Part of a data file
_ _ _ _
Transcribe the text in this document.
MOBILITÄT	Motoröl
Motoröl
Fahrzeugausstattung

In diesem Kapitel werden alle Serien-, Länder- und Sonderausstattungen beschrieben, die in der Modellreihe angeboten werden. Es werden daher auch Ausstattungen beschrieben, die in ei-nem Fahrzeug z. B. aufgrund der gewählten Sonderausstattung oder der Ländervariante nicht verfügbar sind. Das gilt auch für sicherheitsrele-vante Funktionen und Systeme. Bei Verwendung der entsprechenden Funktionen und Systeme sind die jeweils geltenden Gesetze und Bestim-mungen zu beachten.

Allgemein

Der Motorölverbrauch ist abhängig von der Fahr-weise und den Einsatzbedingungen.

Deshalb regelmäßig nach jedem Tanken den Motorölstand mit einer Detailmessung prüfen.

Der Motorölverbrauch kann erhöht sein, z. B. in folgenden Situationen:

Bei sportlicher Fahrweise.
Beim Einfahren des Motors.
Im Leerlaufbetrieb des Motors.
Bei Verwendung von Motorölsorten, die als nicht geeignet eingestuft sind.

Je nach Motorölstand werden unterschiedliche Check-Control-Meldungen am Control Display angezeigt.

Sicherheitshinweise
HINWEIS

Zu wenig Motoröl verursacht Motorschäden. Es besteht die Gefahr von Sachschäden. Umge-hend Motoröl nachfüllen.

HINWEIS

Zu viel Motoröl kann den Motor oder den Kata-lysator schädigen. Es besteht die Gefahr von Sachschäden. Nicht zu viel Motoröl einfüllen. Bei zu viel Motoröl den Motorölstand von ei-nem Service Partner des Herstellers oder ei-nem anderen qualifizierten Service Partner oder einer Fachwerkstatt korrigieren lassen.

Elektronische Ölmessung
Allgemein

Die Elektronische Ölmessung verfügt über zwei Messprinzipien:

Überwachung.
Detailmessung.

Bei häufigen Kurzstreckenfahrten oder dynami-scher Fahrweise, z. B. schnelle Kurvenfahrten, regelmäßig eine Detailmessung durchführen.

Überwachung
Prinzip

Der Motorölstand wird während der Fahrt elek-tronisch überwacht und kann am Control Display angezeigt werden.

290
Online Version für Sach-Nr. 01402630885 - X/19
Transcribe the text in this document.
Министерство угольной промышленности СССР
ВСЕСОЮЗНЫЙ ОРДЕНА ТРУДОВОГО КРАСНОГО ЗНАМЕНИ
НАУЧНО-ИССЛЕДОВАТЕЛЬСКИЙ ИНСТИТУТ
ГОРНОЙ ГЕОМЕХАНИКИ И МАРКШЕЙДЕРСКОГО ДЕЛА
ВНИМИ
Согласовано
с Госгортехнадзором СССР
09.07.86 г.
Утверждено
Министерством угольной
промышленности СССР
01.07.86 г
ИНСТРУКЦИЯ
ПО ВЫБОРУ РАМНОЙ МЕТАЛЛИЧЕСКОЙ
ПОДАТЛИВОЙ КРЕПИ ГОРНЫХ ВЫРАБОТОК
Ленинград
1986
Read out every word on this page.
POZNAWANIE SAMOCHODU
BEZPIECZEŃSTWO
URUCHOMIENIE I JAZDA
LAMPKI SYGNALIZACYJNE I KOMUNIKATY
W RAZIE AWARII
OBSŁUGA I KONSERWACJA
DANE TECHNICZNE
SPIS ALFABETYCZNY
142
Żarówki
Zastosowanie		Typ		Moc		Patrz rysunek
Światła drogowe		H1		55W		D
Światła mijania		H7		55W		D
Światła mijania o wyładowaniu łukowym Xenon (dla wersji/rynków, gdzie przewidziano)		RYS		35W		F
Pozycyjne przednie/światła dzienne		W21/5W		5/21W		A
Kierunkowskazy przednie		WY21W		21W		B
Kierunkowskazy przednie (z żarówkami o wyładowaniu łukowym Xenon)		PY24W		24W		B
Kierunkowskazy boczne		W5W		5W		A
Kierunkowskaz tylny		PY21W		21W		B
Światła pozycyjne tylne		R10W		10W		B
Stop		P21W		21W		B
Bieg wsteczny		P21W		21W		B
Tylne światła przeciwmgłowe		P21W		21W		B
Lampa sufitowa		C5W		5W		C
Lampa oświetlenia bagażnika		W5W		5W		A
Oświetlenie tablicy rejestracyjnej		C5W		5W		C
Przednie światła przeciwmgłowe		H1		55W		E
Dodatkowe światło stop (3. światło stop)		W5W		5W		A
_ _ _ _
*STATED PROBLEM:* Copy out all lines above that include the string "przeciwmgłowe".

*WRITTEN SOLUTION:*
Tylne światła przeciwmgłowe		P21W		21W		B
Przednie światła przeciwmgłowe		H1		55W		E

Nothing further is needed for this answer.